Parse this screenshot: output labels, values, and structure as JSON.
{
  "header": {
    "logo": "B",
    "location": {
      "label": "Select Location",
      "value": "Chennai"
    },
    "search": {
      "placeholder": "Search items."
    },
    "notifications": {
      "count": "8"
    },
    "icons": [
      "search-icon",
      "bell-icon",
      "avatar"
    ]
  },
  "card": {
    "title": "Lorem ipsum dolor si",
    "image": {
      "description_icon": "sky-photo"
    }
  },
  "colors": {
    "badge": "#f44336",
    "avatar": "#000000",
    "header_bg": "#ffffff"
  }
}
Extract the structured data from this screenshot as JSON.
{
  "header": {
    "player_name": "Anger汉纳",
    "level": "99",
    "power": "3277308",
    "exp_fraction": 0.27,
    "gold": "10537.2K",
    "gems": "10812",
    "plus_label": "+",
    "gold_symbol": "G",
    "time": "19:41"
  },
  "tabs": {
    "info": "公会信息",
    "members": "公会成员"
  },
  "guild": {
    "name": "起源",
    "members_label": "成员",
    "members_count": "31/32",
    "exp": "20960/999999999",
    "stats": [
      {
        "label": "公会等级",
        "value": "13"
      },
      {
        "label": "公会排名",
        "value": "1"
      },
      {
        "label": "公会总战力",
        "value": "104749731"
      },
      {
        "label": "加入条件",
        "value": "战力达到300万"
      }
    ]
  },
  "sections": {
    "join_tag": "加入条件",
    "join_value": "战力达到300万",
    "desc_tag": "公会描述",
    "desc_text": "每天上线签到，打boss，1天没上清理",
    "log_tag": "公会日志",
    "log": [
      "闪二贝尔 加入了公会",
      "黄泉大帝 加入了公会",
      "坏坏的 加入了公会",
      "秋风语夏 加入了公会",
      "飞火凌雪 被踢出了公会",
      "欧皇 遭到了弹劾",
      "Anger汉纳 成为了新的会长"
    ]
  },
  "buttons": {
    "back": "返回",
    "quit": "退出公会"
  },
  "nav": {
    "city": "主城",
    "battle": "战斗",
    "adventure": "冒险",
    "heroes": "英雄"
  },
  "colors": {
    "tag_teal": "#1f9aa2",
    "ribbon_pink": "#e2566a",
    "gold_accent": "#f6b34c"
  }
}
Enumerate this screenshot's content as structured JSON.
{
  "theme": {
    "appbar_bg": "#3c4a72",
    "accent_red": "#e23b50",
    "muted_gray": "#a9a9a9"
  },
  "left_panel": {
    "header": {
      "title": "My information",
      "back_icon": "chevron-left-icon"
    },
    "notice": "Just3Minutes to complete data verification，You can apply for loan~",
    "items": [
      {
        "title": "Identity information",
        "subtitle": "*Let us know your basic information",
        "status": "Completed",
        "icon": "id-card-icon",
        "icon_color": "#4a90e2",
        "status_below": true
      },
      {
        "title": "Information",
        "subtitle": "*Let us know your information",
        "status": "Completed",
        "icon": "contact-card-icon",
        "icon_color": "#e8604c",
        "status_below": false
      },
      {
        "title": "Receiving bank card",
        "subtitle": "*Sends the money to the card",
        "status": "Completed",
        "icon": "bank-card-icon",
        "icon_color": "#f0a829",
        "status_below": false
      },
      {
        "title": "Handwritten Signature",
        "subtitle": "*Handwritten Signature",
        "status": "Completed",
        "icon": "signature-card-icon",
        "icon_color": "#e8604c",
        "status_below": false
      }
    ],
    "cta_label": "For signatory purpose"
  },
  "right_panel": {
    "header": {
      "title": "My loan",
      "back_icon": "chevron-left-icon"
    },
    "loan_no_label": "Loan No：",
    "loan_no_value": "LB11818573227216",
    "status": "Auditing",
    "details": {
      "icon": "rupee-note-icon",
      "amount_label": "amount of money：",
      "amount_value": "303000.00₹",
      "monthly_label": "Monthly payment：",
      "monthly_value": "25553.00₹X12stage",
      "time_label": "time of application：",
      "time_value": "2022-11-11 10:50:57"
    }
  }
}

_Task to carry out_
Write out every line exactly as it stands.

_Result below_
Parse this screenshot: output labels, values, and structure as JSON.
{
  "header": {
    "logo": "B",
    "location": {
      "label": "Select Location",
      "value": "Chennai"
    },
    "search": {
      "placeholder": "Search items."
    },
    "notifications": {
      "count": "8"
    },
    "icons": [
      "search-icon",
      "bell-icon",
      "avatar"
    ]
  },
  "card": {
    "title": "Lorem ipsum dolor si",
    "image": {
      "description_icon": "sky-photo"
    }
  },
  "colors": {
    "badge": "#f44336",
    "avatar": "#000000",
    "header_bg": "#ffffff"
  }
}
Extract the structured data from this screenshot as JSON.
{
  "header": {
    "player_name": "Anger汉纳",
    "level": "99",
    "power": "3277308",
    "exp_fraction": 0.27,
    "gold": "10537.2K",
    "gems": "10812",
    "plus_label": "+",
    "gold_symbol": "G",
    "time": "19:41"
  },
  "tabs": {
    "info": "公会信息",
    "members": "公会成员"
  },
  "guild": {
    "name": "起源",
    "members_label": "成员",
    "members_count": "31/32",
    "exp": "20960/999999999",
    "stats": [
      {
        "label": "公会等级",
        "value": "13"
      },
      {
        "label": "公会排名",
        "value": "1"
      },
      {
        "label": "公会总战力",
        "value": "104749731"
      },
      {
        "label": "加入条件",
        "value": "战力达到300万"
      }
    ]
  },
  "sections": {
    "join_tag": "加入条件",
    "join_value": "战力达到300万",
    "desc_tag": "公会描述",
    "desc_text": "每天上线签到，打boss，1天没上清理",
    "log_tag": "公会日志",
    "log": [
      "闪二贝尔 加入了公会",
      "黄泉大帝 加入了公会",
      "坏坏的 加入了公会",
      "秋风语夏 加入了公会",
      "飞火凌雪 被踢出了公会",
      "欧皇 遭到了弹劾",
      "Anger汉纳 成为了新的会长"
    ]
  },
  "buttons": {
    "back": "返回",
    "quit": "退出公会"
  },
  "nav": {
    "city": "主城",
    "battle": "战斗",
    "adventure": "冒险",
    "heroes": "英雄"
  },
  "colors": {
    "tag_teal": "#1f9aa2",
    "ribbon_pink": "#e2566a",
    "gold_accent": "#f6b34c"
  }
}
Enumerate this screenshot's content as structured JSON.
{
  "theme": {
    "appbar_bg": "#3c4a72",
    "accent_red": "#e23b50",
    "muted_gray": "#a9a9a9"
  },
  "left_panel": {
    "header": {
      "title": "My information",
      "back_icon": "chevron-left-icon"
    },
    "notice": "Just3Minutes to complete data verification，You can apply for loan~",
    "items": [
      {
        "title": "Identity information",
        "subtitle": "*Let us know your basic information",
        "status": "Completed",
        "icon": "id-card-icon",
        "icon_color": "#4a90e2",
        "status_below": true
      },
      {
        "title": "Information",
        "subtitle": "*Let us know your information",
        "status": "Completed",
        "icon": "contact-card-icon",
        "icon_color": "#e8604c",
        "status_below": false
      },
      {
        "title": "Receiving bank card",
        "subtitle": "*Sends the money to the card",
        "status": "Completed",
        "icon": "bank-card-icon",
        "icon_color": "#f0a829",
        "status_below": false
      },
      {
        "title": "Handwritten Signature",
        "subtitle": "*Handwritten Signature",
        "status": "Completed",
        "icon": "signature-card-icon",
        "icon_color": "#e8604c",
        "status_below": false
      }
    ],
    "cta_label": "For signatory purpose"
  },
  "right_panel": {
    "header": {
      "title": "My loan",
      "back_icon": "chevron-left-icon"
    },
    "loan_no_label": "Loan No：",
    "loan_no_value": "LB11818573227216",
    "status": "Auditing",
    "details": {
      "icon": "rupee-note-icon",
      "amount_label": "amount of money：",
      "amount_value": "303000.00₹",
      "monthly_label": "Monthly payment：",
      "monthly_value": "25553.00₹X12stage",
      "time_label": "time of application：",
      "time_value": "2022-11-11 10:50:57"
    }
  }
}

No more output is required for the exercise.